** begin Records for processing **
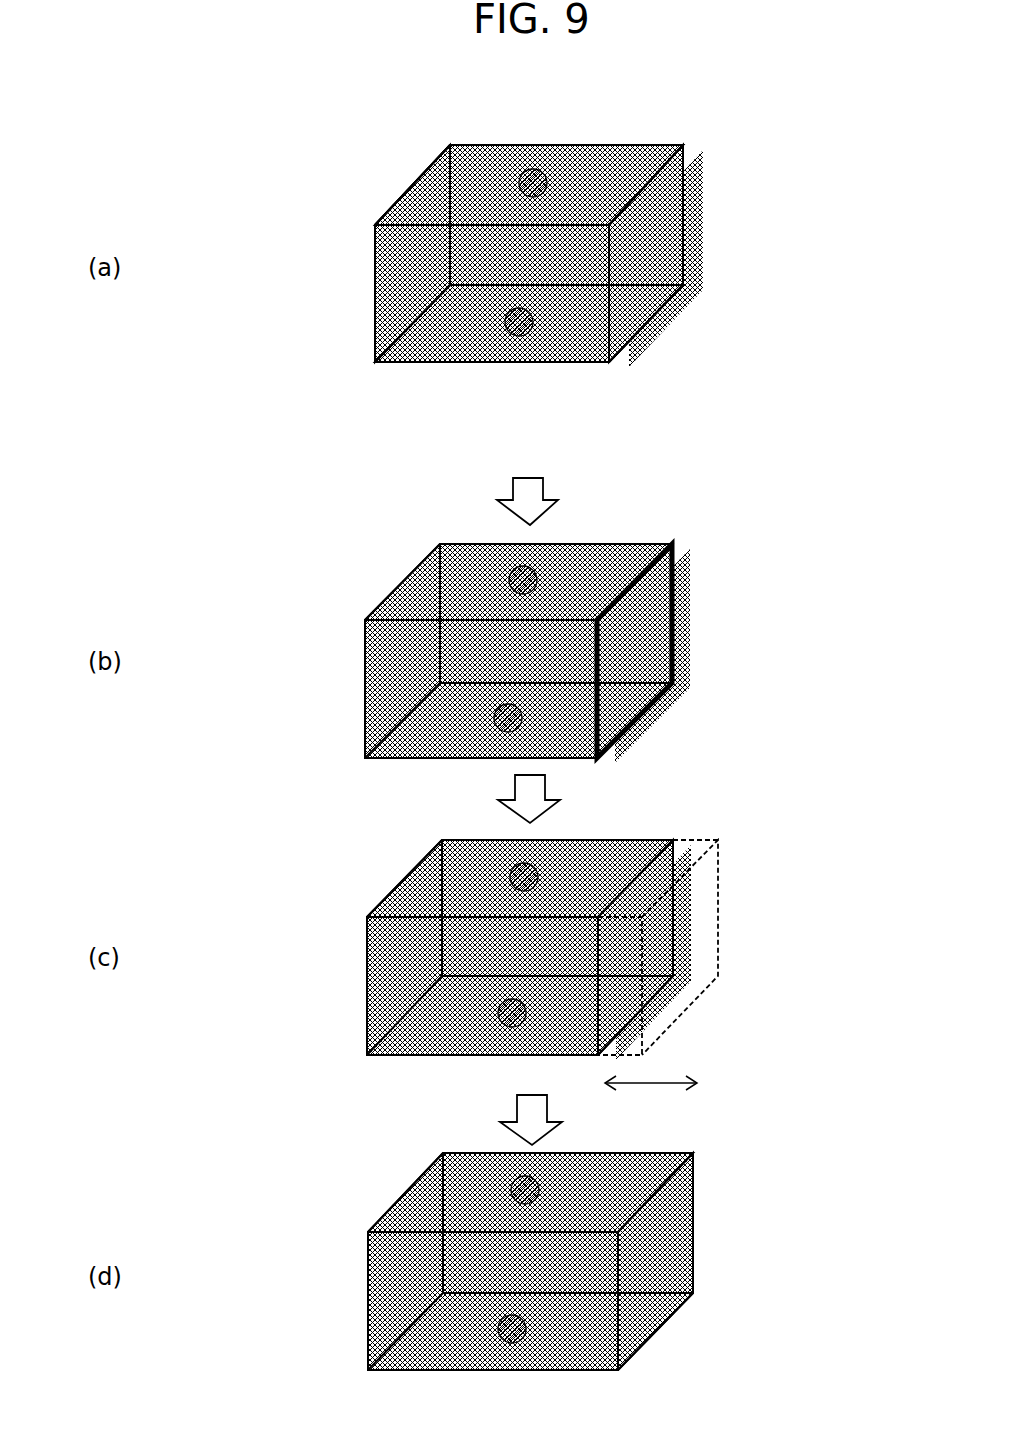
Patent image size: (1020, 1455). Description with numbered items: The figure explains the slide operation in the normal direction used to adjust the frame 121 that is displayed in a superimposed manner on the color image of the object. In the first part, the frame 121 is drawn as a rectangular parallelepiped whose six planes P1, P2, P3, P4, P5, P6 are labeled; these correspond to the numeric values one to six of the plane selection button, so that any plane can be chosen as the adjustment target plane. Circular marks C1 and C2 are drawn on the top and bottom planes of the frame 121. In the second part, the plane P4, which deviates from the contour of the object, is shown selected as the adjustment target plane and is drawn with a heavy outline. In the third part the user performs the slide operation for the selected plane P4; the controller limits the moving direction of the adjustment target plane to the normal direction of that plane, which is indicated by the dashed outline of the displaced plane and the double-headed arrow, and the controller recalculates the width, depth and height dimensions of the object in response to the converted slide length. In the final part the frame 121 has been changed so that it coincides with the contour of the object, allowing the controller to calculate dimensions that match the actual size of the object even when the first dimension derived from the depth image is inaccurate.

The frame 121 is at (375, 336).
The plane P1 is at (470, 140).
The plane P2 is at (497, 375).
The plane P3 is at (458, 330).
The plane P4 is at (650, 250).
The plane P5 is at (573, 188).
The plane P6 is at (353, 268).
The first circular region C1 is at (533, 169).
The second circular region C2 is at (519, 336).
** end Records for processing **
** begin Records for processing **
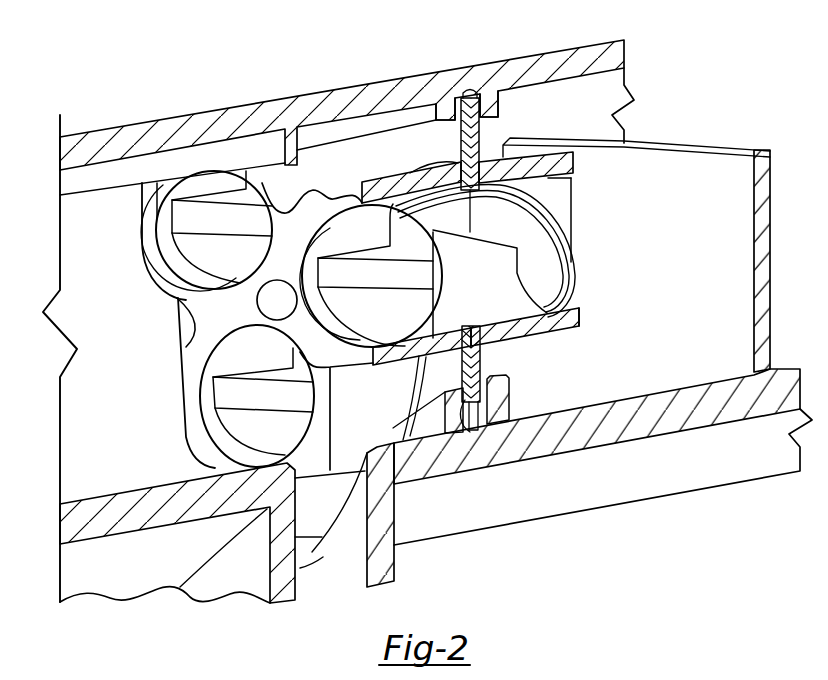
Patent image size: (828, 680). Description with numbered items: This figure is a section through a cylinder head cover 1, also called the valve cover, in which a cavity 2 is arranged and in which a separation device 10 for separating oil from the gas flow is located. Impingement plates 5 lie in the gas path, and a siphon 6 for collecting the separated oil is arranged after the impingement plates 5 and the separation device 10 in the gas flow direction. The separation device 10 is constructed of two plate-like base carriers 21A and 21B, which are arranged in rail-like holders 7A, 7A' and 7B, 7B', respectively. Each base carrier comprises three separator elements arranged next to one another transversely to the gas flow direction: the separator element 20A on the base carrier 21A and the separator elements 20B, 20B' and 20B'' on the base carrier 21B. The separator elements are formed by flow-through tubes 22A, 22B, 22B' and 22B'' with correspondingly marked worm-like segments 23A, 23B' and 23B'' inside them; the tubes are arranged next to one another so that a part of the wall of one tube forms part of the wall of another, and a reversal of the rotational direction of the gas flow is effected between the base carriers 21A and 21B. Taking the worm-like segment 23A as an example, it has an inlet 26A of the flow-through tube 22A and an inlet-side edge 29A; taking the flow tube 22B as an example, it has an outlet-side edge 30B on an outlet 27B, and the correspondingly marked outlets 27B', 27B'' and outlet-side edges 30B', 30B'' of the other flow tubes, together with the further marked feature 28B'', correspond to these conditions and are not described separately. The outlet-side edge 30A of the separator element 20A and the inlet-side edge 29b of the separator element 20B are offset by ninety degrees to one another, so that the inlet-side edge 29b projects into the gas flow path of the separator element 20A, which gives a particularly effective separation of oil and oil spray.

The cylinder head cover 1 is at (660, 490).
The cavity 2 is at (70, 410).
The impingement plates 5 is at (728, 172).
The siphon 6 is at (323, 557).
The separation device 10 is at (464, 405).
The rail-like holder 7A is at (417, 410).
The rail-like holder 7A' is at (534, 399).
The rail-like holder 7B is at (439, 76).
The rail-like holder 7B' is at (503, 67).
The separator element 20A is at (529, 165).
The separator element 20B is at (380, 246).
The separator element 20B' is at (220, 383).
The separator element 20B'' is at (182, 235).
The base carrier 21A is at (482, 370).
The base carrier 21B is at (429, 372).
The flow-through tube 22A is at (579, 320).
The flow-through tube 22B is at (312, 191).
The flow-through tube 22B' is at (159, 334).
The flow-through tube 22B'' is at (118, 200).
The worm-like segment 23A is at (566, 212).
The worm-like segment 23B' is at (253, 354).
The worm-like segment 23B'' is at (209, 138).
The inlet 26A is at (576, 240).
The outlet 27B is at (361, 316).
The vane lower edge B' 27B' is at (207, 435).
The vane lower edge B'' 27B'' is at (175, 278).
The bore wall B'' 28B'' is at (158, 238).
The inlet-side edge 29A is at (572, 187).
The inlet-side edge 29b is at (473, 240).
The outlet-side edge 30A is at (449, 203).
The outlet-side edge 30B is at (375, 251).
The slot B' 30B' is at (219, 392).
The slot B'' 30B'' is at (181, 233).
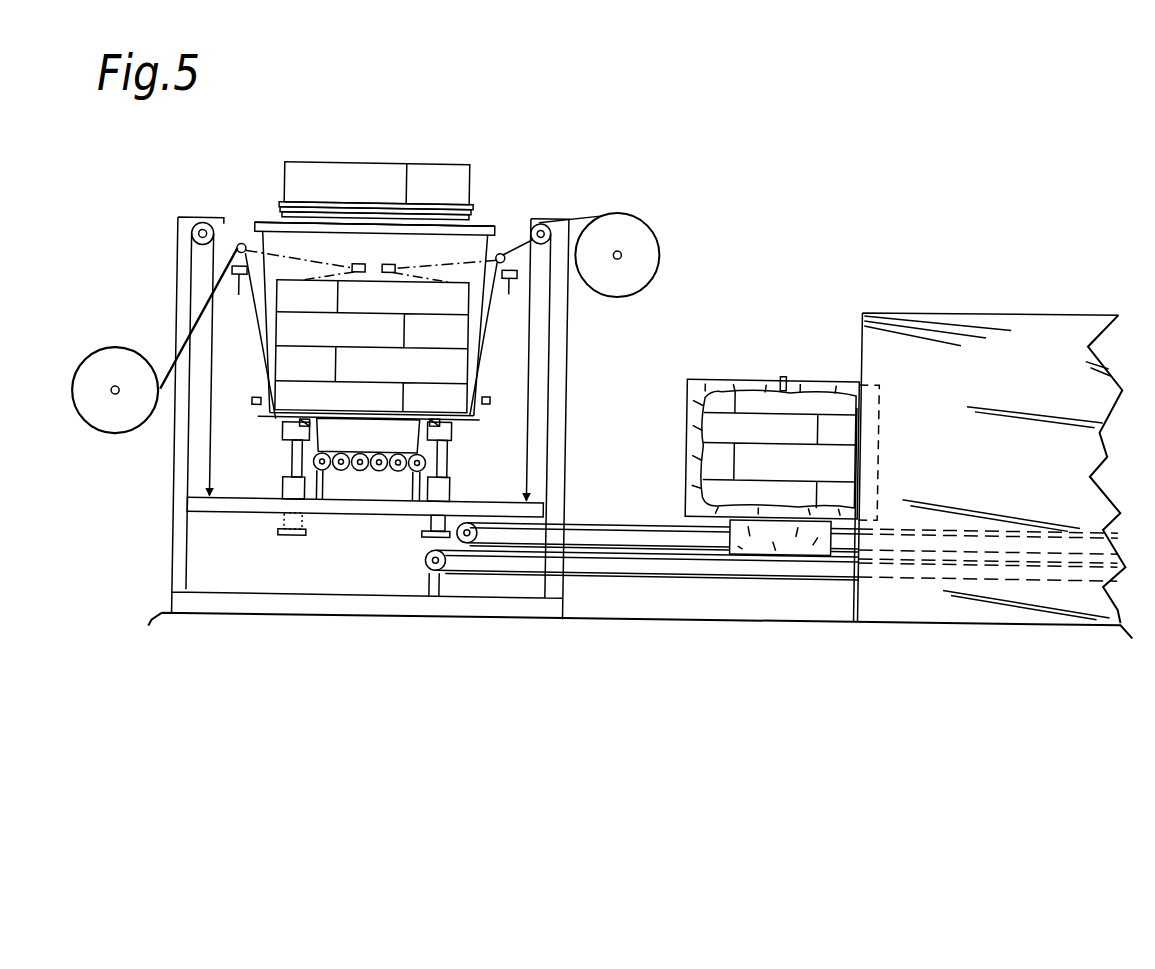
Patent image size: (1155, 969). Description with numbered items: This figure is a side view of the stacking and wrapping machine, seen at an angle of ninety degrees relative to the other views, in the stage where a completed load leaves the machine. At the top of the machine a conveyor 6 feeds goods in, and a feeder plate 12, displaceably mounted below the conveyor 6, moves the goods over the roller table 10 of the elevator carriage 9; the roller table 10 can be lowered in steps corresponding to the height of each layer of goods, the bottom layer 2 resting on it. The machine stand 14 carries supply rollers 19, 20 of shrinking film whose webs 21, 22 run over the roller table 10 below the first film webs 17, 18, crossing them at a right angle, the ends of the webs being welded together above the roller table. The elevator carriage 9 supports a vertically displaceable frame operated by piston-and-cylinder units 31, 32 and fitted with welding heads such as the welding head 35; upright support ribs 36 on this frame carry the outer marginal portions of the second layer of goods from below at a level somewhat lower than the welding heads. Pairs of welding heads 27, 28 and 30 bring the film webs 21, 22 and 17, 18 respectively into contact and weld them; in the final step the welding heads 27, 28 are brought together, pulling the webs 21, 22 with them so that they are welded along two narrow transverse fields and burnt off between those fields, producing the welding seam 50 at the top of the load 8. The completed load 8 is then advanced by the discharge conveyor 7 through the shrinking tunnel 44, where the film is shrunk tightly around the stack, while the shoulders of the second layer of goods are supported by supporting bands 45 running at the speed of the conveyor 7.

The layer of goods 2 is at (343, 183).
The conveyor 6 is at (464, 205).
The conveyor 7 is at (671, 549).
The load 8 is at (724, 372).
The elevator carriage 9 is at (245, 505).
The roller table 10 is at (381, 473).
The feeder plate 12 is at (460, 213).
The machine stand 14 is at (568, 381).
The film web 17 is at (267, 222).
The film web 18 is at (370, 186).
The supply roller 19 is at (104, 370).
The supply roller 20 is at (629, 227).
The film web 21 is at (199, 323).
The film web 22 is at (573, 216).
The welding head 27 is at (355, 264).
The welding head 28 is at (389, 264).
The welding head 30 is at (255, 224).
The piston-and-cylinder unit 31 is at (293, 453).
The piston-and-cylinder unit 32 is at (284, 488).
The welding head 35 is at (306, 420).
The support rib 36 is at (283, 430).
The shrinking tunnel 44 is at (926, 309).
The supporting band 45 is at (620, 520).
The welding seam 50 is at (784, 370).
** end Records for processing **
What is required: Copy the rows from the line containing "Patent image size: (1020, 1455)." up to and including the line containing "The frame 121 is at (375, 336).", and give nothing else.

Task output:
Patent image size: (1020, 1455). Description with numbered items: The figure explains the slide operation in the normal direction used to adjust the frame 121 that is displayed in a superimposed manner on the color image of the object. In the first part, the frame 121 is drawn as a rectangular parallelepiped whose six planes P1, P2, P3, P4, P5, P6 are labeled; these correspond to the numeric values one to six of the plane selection button, so that any plane can be chosen as the adjustment target plane. Circular marks C1 and C2 are drawn on the top and bottom planes of the frame 121. In the second part, the plane P4, which deviates from the contour of the object, is shown selected as the adjustment target plane and is drawn with a heavy outline. In the third part the user performs the slide operation for the selected plane P4; the controller limits the moving direction of the adjustment target plane to the normal direction of that plane, which is indicated by the dashed outline of the displaced plane and the double-headed arrow, and the controller recalculates the width, depth and height dimensions of the object in response to the converted slide length. In the final part the frame 121 has been changed so that it coincides with the contour of the object, allowing the controller to calculate dimensions that match the actual size of the object even when the first dimension derived from the depth image is inaccurate.

The frame 121 is at (375, 336).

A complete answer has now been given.